(Stored records)
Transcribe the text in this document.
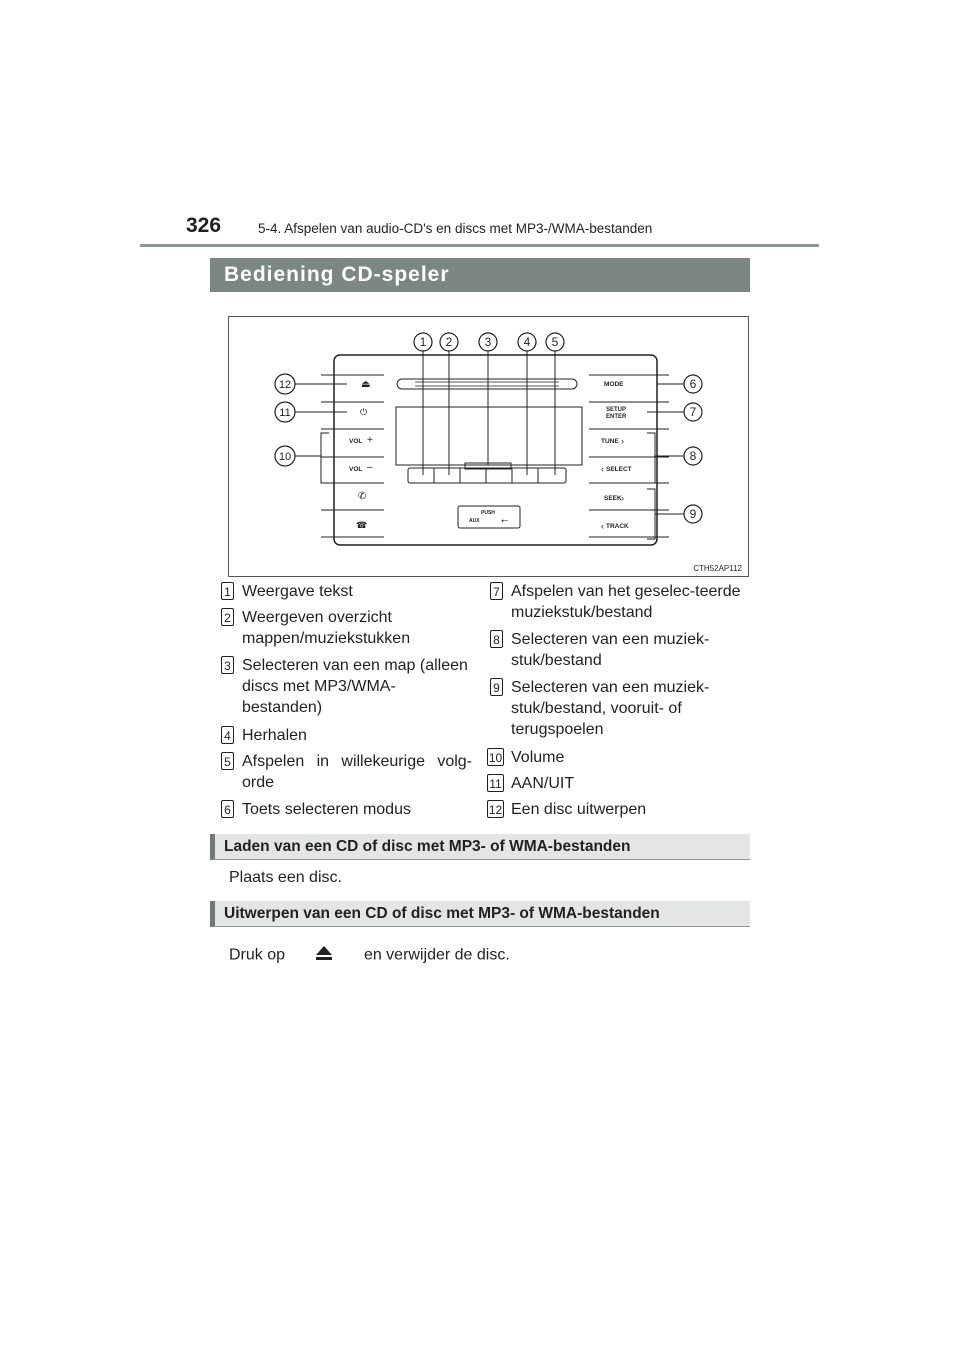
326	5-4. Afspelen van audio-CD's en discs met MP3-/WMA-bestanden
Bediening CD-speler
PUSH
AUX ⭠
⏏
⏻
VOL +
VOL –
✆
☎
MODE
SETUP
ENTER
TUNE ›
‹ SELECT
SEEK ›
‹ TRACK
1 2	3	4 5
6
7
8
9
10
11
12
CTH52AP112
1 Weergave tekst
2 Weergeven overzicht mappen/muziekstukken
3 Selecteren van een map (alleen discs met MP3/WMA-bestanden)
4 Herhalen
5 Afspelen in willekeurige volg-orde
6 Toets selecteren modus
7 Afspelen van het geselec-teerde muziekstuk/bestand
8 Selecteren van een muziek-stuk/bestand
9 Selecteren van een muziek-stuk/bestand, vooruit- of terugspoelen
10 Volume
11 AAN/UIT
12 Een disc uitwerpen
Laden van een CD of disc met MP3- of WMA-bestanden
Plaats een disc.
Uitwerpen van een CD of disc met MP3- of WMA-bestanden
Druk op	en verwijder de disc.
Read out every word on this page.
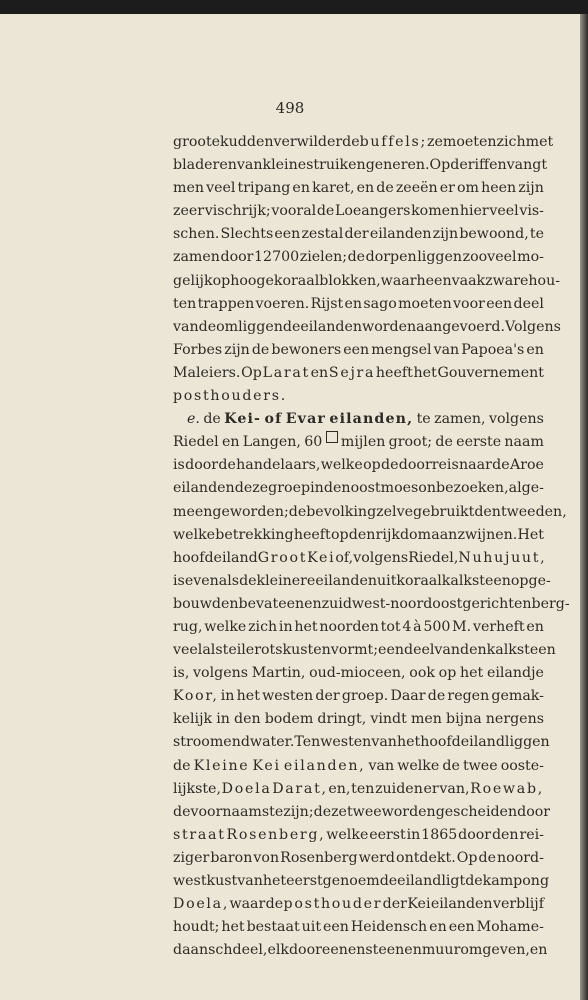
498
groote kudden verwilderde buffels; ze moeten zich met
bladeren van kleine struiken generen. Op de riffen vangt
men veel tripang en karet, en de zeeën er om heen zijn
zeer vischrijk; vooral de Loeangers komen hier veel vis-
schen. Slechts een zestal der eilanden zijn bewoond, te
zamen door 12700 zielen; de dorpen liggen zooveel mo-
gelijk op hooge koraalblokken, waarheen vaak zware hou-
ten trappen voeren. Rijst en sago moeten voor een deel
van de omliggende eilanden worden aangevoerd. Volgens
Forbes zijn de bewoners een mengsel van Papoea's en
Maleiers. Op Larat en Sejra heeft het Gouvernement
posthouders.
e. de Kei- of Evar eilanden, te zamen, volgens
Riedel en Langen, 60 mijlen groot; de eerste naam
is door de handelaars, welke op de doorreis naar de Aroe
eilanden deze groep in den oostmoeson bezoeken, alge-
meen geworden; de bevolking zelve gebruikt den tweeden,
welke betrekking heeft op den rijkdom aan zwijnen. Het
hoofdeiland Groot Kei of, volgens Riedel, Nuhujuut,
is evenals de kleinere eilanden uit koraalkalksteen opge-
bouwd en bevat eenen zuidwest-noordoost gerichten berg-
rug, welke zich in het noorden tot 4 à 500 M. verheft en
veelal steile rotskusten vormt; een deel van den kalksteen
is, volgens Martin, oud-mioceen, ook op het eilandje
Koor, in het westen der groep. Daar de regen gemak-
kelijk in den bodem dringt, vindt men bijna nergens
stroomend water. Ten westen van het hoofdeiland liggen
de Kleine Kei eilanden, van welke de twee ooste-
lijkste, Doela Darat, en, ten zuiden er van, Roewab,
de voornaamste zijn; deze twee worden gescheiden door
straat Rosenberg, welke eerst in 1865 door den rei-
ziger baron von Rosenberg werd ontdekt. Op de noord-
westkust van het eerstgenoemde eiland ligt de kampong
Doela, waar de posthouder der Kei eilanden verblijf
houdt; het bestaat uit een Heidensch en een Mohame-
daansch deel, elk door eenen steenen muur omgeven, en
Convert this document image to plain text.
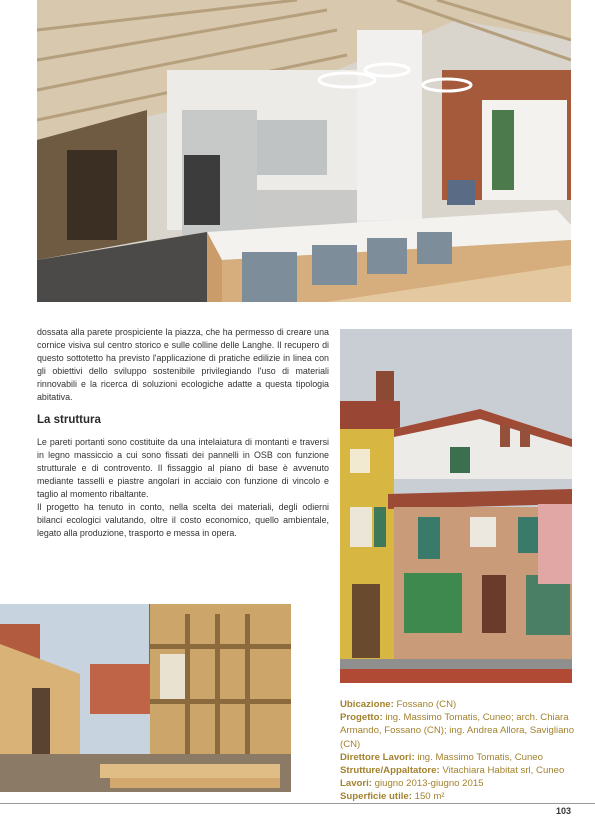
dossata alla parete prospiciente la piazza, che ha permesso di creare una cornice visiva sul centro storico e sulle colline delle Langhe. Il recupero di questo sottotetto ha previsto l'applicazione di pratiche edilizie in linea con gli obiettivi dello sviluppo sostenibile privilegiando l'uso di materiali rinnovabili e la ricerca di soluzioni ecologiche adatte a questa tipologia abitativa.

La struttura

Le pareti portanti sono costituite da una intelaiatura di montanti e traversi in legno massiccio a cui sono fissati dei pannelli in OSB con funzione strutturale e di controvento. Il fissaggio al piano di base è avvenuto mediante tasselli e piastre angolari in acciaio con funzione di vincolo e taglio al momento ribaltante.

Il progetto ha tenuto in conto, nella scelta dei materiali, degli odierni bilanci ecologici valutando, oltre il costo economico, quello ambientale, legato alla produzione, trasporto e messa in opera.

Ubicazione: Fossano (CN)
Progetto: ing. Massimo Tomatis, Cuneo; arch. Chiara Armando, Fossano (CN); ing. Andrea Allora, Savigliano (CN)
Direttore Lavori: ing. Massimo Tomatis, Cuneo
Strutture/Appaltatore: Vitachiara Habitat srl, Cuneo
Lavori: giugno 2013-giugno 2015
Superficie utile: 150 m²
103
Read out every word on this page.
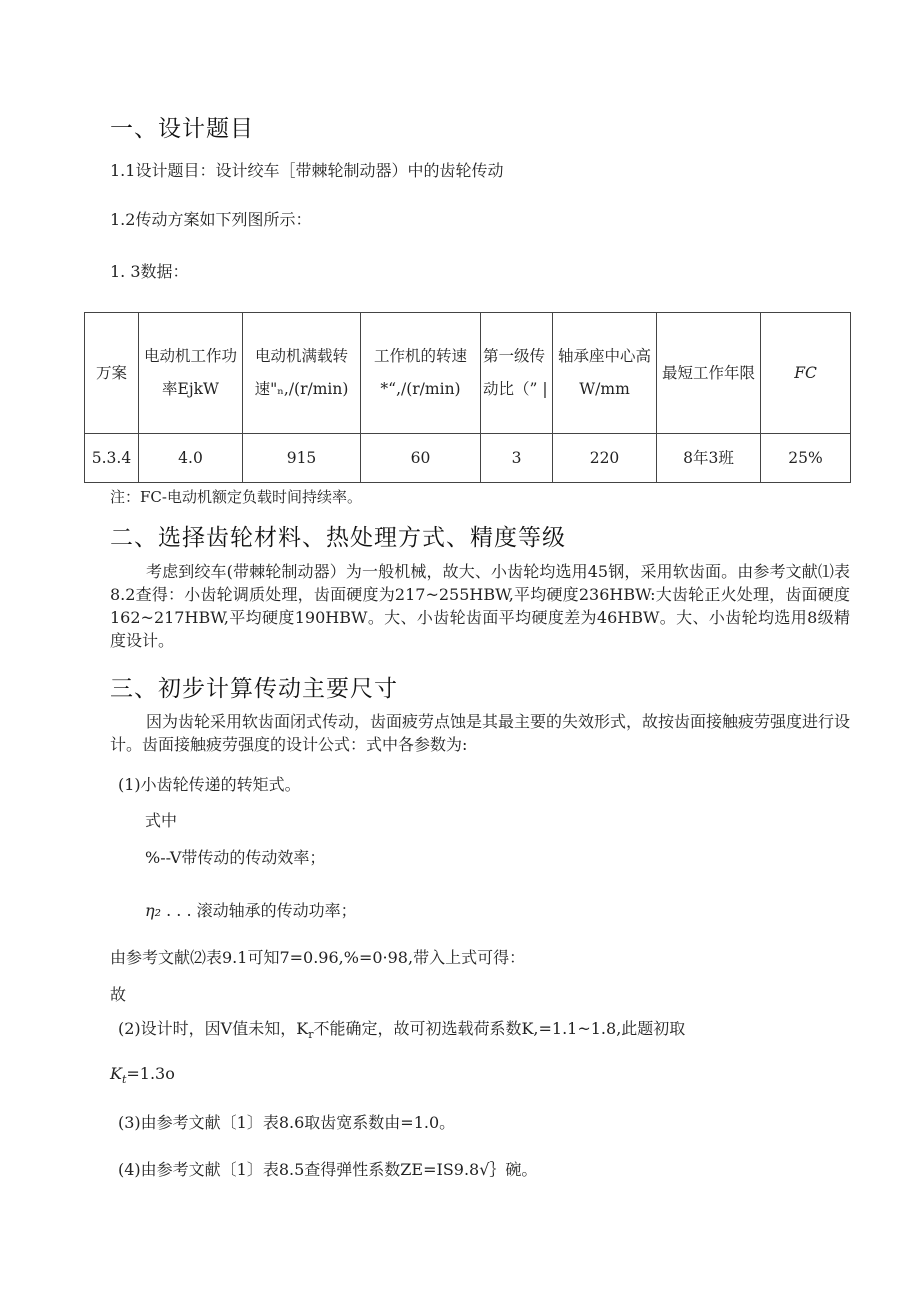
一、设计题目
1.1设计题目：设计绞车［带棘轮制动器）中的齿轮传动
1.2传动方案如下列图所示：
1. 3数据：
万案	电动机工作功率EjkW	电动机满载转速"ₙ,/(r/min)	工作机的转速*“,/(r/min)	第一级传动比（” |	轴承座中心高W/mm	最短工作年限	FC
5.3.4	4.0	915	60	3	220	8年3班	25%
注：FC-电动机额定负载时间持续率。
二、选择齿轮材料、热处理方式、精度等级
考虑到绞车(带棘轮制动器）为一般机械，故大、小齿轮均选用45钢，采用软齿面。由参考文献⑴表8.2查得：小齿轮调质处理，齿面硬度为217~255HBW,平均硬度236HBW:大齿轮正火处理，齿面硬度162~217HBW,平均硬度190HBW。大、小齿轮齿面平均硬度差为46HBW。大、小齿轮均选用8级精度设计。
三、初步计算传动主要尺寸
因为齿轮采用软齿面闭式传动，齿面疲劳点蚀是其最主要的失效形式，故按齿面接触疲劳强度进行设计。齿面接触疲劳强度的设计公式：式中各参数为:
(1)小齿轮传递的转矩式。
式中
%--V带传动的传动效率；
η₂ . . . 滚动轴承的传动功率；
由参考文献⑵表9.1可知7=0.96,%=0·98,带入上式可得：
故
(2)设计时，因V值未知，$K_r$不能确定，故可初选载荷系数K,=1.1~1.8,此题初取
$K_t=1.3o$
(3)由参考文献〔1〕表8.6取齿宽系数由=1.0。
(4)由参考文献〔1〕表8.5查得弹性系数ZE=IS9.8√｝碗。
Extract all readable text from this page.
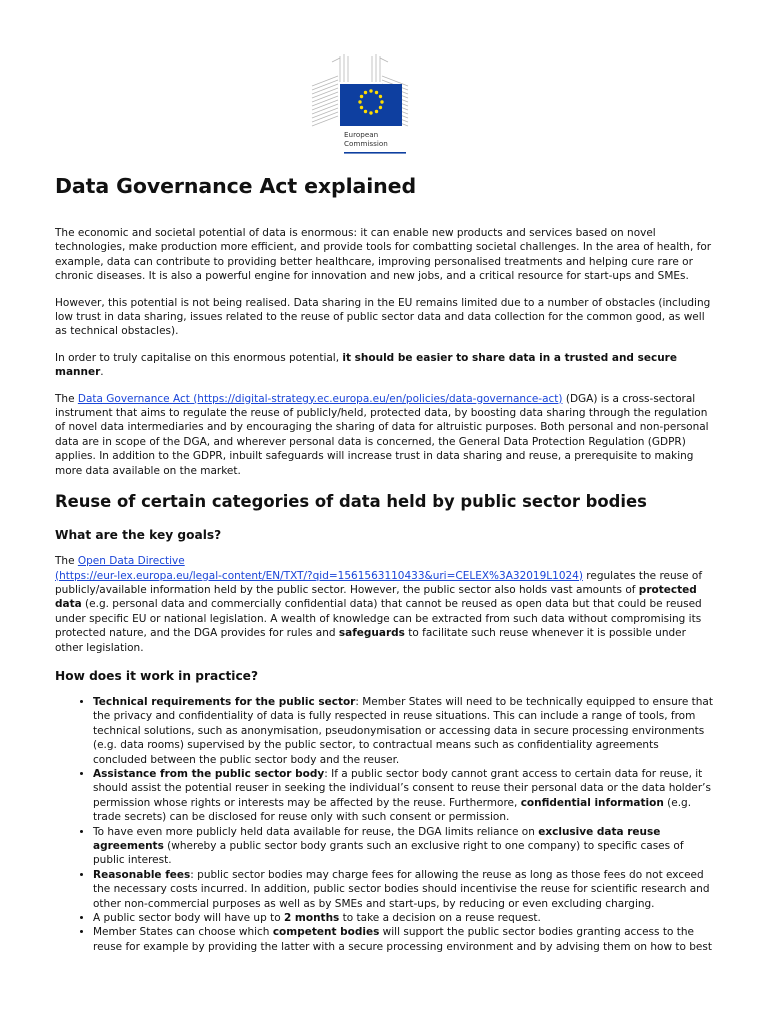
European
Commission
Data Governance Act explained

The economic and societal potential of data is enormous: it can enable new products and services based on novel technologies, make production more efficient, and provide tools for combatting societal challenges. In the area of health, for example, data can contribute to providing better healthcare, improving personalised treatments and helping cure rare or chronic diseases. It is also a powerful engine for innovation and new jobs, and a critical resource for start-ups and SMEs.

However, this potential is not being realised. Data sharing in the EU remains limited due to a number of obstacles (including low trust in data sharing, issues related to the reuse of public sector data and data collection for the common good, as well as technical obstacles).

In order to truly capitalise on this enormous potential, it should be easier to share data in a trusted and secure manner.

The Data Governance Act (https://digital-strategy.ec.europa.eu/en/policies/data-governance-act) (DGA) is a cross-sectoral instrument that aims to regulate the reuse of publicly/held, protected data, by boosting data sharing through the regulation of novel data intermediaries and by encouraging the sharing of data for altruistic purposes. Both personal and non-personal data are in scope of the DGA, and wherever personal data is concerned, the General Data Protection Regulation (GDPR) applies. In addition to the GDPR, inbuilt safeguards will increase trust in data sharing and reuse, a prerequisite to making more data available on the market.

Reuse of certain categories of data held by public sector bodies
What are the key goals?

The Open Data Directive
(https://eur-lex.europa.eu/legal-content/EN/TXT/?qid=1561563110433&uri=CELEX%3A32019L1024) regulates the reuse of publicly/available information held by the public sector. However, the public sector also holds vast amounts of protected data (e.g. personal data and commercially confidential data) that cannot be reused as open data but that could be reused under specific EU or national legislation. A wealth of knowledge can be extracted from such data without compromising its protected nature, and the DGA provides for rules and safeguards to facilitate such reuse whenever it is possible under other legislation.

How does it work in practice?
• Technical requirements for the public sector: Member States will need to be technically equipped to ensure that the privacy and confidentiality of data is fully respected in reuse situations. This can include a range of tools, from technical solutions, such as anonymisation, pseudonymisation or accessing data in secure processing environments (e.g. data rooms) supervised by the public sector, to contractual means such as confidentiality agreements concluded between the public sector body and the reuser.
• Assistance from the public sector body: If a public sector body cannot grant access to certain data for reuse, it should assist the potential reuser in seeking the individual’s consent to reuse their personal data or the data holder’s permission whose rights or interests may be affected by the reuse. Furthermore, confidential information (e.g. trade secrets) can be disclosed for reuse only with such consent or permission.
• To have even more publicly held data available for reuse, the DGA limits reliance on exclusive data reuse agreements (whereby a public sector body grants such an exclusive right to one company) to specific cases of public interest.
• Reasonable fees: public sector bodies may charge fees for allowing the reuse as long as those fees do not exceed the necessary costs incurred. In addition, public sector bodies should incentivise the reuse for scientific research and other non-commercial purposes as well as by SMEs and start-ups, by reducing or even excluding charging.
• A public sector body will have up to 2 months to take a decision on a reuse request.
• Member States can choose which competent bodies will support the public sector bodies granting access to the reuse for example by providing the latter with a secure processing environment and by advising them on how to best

Exercise details
Lines containing "westen" are to be counted. State the total and add nothing.

Expected answer
2